» **DOCUMENT TEXT**

★ ★ ★ ★

This tutorial helps you build a real-time product recommendation system for an e-commerce system using content-based filtering and vector similarity search. Follow along to learn the essential steps and how it works.

Recommendation systems are an important technology for most online businesses and for e-commerce sites in particular. They’re an essential element in generating good conversion and maintaining customer loyalty.

A recommendation system typically shows items to users based on their profiles and preferences and by observing their actions (such as buying, liking, or viewing items).

diagram of a phone app

Consider the challenges involved in building a recommendation system for a modern e-commerce site. This is just a subset of the issues to consider:

  • Customization: Customers want to filter results, such as by price range, brand, and size. Our system should recommend products only within these parameters.
  • Multiple modalities: A product listing is more than a text description. It can also contain images, video, audio, and 3D mesh, for example. All available data modalities should be exploited when making recommendations.
  • Latency: Customers expect recommendations to appear quickly. If the system’s recommendations aren’t returned immediately, they’re irrelevant.
  • Data volume: The more products and customers the site has, the harder it is to recommend products efficiently. Computing recommendations should stay fast even with big datasets.

As these requirements evolve, approaches to building recommendation systems need to evolve as well. In this blog post, we show you how to build a real-time product recommendation system with respect to user-defined filters using the latest vector search technology. The tool suite includes Redis and DocArray, but the methodology is relevant no matter which tools you employ.

★ ★ ★ ★

» **COMPLETE THE FOLLOWING**
1. Answer from the recommendation tutorial:
(a) Which two techniques does the tutorial use to build the system?
(b) Which user actions does a recommendation system typically observe?
(c) Which two tools does the tool suite include?
2. Reproduce the part of the recommendation tutorial starting with "Consider the challenges" and going on through "when making recommendations.".
The entries that come next are separate material, unrelated to the recommendation tutorial.

» **RECORDS SUPPLIED**
★ ★ ★ ★

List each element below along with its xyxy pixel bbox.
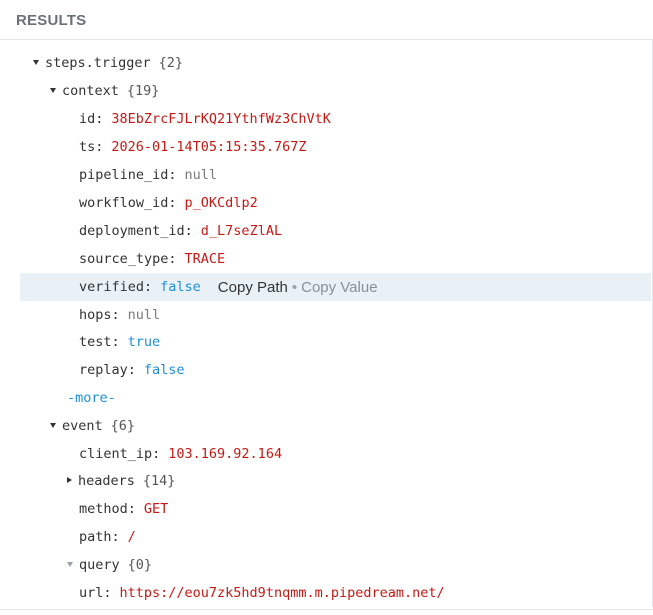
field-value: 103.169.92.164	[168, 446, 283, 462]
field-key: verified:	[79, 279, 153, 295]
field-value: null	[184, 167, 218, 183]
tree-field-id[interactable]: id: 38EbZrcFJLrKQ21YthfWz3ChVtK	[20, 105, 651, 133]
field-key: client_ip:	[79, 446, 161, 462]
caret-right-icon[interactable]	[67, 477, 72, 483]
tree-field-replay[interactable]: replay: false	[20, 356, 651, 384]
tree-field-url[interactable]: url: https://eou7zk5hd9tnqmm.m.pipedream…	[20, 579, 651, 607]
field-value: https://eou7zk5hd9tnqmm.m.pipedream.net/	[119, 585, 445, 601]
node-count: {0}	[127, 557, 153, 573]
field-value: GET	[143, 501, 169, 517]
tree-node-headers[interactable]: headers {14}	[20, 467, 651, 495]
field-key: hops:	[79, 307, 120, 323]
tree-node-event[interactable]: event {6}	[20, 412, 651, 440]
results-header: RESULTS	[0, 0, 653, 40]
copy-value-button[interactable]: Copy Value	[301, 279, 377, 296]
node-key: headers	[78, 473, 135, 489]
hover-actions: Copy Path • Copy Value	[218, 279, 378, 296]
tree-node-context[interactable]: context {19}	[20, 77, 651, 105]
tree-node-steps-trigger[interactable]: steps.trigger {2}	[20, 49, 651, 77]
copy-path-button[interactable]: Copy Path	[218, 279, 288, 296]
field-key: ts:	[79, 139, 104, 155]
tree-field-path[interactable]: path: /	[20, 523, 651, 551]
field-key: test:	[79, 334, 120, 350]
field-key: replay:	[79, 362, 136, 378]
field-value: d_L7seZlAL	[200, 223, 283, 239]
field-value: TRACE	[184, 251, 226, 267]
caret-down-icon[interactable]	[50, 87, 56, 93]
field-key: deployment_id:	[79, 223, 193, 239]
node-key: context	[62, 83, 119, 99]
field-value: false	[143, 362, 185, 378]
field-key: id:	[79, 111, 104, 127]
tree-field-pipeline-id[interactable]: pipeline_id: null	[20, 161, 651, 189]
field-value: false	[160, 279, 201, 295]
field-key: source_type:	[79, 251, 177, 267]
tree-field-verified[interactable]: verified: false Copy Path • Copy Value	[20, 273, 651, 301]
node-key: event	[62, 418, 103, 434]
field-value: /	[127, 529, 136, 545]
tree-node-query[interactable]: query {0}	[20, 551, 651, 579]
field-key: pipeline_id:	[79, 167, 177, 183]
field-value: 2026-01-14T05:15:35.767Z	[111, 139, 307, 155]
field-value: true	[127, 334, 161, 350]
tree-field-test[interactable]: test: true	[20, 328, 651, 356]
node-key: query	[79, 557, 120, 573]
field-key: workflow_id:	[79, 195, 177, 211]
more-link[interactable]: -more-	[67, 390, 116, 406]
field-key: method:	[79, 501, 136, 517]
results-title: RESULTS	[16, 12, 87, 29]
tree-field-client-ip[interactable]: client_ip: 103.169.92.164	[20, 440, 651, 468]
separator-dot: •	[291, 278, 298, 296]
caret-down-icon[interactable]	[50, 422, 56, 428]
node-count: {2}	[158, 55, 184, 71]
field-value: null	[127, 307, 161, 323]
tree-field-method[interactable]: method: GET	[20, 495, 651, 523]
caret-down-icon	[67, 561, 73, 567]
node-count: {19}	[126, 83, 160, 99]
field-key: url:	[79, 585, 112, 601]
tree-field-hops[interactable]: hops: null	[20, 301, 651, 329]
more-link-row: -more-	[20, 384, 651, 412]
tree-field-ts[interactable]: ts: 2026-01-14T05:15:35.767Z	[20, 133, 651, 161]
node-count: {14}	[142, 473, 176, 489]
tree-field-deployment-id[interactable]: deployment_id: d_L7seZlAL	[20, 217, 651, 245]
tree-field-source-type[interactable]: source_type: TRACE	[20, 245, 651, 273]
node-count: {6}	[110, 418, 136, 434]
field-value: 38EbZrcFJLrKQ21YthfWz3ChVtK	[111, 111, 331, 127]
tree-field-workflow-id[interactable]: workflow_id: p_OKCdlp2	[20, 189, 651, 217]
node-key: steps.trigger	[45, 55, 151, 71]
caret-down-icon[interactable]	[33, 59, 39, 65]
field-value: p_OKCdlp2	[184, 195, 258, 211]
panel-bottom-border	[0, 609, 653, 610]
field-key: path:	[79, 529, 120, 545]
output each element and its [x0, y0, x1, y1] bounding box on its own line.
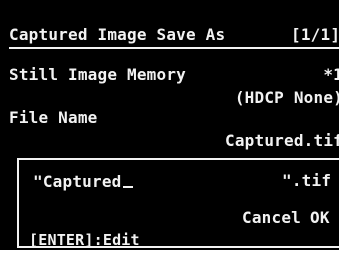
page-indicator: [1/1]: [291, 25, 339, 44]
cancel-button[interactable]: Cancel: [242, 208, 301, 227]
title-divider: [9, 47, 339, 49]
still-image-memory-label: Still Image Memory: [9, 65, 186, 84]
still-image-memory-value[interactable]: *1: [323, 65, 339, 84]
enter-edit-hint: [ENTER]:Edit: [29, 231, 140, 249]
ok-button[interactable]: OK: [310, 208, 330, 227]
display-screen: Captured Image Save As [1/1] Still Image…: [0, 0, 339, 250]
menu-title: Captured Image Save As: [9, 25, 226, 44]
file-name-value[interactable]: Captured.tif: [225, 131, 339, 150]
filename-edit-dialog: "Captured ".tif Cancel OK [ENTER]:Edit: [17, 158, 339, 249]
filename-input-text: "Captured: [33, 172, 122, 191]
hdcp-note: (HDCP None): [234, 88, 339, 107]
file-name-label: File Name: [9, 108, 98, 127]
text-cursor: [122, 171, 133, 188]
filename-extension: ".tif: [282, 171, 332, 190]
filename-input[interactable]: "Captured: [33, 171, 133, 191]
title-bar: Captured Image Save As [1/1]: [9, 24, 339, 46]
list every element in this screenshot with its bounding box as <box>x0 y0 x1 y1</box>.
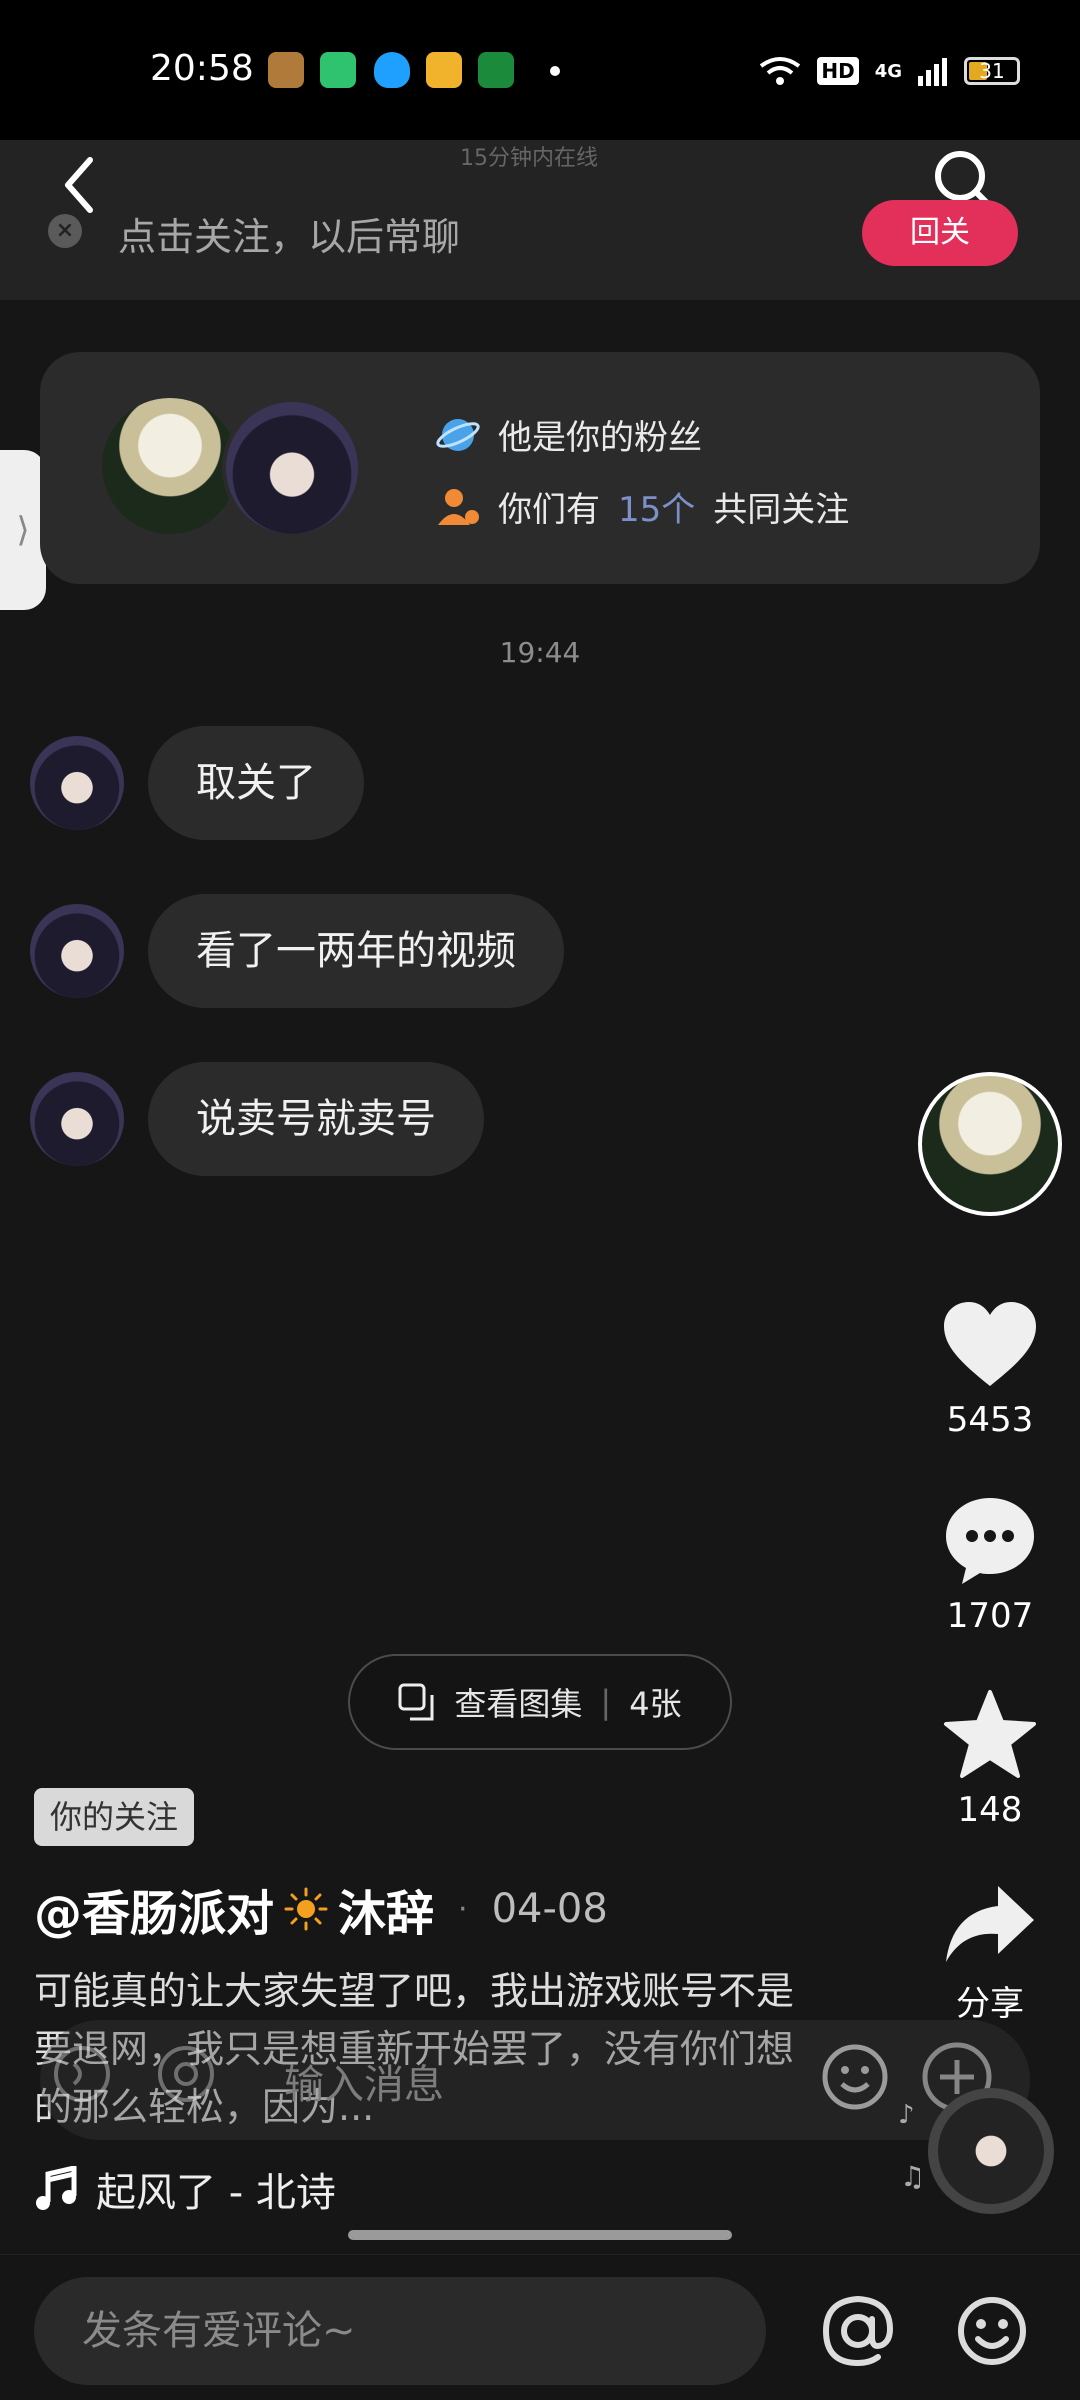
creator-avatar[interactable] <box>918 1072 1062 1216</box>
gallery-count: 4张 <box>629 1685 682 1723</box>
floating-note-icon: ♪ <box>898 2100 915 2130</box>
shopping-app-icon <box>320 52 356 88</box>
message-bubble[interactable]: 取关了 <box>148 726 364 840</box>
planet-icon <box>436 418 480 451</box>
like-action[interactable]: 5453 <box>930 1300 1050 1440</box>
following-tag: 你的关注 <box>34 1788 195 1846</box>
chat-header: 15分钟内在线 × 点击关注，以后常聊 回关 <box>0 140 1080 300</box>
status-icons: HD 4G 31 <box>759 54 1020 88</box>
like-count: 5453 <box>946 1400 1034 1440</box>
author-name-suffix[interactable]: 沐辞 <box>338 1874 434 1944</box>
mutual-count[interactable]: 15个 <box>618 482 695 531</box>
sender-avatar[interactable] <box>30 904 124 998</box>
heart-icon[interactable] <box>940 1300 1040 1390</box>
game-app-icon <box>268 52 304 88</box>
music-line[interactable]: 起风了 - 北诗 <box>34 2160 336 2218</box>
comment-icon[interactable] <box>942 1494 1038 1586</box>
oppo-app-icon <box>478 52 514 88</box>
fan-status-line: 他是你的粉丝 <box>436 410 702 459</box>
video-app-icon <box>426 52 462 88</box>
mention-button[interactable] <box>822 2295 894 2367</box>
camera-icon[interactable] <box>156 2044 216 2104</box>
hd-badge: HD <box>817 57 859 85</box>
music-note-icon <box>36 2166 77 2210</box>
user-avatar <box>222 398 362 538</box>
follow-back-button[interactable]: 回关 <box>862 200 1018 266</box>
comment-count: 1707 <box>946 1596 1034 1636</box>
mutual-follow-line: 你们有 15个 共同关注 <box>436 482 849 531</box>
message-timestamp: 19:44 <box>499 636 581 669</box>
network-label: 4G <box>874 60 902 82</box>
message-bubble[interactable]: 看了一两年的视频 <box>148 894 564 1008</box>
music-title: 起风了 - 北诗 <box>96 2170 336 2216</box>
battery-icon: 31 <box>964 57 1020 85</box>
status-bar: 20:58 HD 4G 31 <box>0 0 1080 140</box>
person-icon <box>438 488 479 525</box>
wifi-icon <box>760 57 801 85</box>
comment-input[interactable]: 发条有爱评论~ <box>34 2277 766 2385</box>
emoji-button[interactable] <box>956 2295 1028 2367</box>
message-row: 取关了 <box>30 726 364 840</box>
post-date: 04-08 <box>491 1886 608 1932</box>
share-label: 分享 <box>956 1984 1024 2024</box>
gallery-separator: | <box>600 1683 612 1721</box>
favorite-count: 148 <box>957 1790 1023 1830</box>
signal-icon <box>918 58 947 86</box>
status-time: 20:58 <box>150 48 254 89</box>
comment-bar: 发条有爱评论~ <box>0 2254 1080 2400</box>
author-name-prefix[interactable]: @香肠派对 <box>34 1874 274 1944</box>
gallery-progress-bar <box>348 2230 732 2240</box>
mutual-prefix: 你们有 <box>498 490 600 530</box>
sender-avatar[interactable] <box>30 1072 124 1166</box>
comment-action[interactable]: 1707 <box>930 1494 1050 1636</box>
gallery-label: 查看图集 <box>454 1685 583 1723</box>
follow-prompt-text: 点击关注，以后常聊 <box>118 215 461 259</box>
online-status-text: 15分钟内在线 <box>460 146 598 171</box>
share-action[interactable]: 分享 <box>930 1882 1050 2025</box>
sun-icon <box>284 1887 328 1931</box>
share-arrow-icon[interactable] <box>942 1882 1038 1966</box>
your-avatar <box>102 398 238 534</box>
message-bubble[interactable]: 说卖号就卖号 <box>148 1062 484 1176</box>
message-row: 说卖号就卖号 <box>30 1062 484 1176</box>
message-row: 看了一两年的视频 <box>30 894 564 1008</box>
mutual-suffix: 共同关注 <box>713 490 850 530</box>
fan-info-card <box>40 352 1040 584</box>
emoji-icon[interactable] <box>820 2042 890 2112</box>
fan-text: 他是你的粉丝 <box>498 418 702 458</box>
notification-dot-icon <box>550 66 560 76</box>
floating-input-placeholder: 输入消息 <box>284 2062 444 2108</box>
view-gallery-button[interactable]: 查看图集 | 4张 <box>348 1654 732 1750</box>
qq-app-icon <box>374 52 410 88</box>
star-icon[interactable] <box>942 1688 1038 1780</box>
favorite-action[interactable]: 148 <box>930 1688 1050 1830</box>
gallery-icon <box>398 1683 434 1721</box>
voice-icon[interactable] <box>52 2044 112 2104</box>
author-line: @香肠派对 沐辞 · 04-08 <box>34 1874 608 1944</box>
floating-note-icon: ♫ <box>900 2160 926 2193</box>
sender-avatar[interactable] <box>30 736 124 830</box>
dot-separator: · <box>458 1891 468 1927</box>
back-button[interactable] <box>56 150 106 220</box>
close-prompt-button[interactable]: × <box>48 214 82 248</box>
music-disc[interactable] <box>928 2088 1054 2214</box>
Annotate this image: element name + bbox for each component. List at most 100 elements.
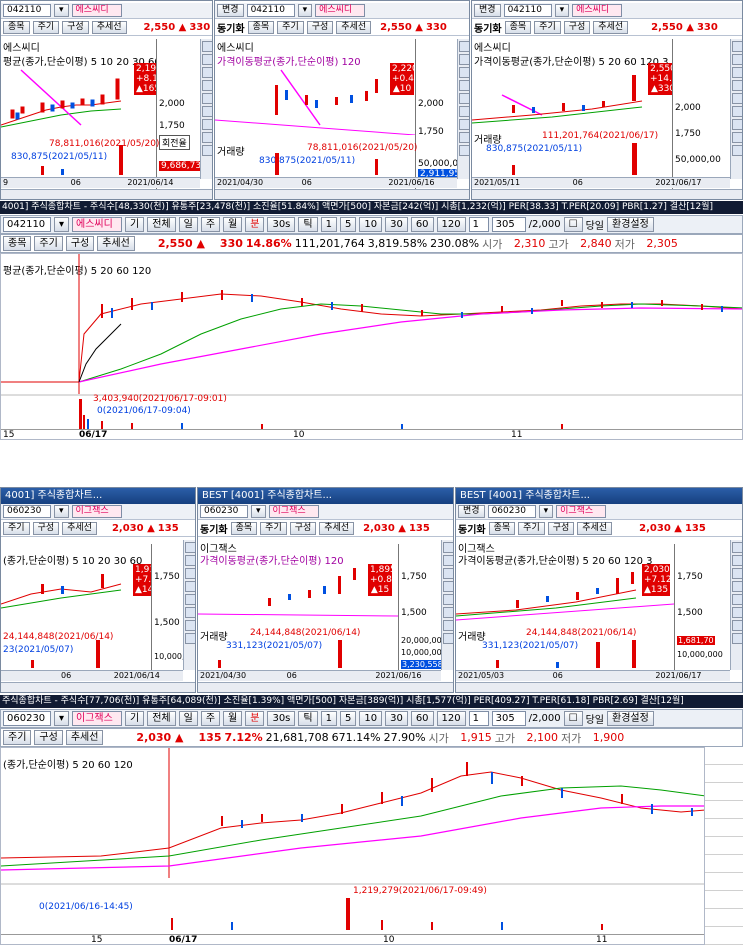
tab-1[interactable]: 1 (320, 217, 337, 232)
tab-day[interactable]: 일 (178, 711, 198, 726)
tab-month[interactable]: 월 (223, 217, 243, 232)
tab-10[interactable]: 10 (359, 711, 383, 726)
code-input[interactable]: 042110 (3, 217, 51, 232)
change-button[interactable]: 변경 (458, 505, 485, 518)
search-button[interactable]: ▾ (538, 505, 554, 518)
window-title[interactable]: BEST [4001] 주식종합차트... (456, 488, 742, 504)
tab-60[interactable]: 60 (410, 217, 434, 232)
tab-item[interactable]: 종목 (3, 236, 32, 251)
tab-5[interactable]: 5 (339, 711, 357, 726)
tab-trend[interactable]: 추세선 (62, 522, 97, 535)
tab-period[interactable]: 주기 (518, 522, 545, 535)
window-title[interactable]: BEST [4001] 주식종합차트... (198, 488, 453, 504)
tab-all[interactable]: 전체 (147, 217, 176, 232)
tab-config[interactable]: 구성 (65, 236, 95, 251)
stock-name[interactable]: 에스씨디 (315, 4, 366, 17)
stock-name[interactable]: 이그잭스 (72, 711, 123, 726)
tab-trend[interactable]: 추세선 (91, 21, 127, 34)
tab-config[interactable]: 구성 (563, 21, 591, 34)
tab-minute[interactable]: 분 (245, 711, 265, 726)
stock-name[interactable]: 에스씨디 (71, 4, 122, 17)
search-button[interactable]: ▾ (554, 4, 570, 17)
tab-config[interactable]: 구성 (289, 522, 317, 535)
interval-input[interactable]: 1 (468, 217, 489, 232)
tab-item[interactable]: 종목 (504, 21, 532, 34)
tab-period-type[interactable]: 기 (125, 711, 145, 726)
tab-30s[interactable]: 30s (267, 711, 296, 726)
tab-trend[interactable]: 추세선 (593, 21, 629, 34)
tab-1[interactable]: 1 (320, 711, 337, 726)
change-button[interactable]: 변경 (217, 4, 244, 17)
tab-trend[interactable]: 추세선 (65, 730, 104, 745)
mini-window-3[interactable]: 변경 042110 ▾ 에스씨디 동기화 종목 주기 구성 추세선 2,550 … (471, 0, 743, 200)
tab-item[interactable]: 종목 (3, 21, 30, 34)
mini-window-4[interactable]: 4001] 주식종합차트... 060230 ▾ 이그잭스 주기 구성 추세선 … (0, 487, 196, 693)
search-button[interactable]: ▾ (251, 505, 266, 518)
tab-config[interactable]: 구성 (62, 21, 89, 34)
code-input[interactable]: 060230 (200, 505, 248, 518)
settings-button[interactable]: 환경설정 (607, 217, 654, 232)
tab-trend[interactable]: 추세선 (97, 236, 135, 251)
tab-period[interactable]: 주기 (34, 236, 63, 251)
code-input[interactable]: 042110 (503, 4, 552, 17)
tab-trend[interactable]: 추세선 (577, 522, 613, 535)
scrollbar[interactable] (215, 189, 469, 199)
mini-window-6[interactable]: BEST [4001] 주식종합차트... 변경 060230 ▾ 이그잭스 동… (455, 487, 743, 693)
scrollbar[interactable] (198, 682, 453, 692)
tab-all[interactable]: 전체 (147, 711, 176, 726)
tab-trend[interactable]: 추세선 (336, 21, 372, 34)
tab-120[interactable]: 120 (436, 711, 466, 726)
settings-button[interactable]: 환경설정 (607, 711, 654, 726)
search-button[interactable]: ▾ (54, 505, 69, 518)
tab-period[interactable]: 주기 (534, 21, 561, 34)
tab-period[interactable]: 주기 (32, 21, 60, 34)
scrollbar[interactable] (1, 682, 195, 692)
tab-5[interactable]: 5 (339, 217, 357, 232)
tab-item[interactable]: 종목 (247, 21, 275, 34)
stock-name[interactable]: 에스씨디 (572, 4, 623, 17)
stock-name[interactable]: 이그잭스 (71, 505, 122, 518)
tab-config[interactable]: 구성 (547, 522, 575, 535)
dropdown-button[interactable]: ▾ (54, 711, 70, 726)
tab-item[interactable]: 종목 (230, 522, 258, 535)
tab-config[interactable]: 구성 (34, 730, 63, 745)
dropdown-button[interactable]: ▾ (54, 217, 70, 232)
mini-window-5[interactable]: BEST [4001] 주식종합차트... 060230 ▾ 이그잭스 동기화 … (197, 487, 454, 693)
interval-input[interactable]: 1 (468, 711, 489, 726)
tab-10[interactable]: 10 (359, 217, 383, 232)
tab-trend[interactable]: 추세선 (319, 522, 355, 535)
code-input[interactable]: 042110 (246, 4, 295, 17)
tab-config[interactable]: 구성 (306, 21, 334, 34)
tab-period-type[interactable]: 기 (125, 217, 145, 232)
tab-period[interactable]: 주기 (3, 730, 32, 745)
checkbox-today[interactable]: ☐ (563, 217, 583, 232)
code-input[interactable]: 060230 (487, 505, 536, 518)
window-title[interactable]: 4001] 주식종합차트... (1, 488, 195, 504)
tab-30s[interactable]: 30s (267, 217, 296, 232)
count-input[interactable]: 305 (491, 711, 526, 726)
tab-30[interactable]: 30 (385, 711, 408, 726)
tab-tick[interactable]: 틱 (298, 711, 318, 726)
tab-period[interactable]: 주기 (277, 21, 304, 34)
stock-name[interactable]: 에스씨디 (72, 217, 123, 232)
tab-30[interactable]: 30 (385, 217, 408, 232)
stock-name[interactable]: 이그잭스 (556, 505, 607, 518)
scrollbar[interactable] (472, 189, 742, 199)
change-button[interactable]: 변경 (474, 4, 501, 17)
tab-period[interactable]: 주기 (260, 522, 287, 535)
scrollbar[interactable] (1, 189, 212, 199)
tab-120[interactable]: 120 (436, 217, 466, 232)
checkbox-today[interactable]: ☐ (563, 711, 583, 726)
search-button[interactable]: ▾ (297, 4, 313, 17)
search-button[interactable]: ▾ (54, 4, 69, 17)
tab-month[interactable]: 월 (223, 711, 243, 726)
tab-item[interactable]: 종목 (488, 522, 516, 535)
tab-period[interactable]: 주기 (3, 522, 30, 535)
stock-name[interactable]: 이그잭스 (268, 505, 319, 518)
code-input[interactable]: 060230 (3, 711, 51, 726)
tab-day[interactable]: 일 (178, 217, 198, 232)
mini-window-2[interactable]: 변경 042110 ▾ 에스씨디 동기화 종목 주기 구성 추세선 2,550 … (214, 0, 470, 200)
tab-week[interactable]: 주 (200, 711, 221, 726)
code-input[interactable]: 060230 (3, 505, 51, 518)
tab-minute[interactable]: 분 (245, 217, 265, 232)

★ ★ ★ ★

» **SOLUTIONS**
1.
(a) Content-based filtering and vector similarity search.
(b) Buying, liking, or viewing items.
(c) Redis and DocArray.

2.
Consider the challenges involved in building a recommendation system for a modern e-commerce site. This is just a subset of the issues to consider:

  • Customization: Customers want to filter results, such as by price range, brand, and size. Our system should recommend products only within these parameters.
  • Multiple modalities: A product listing is more than a text description. It can also contain images, video, audio, and 3D mesh, for example. All available data modalities should be exploited when making recommendations.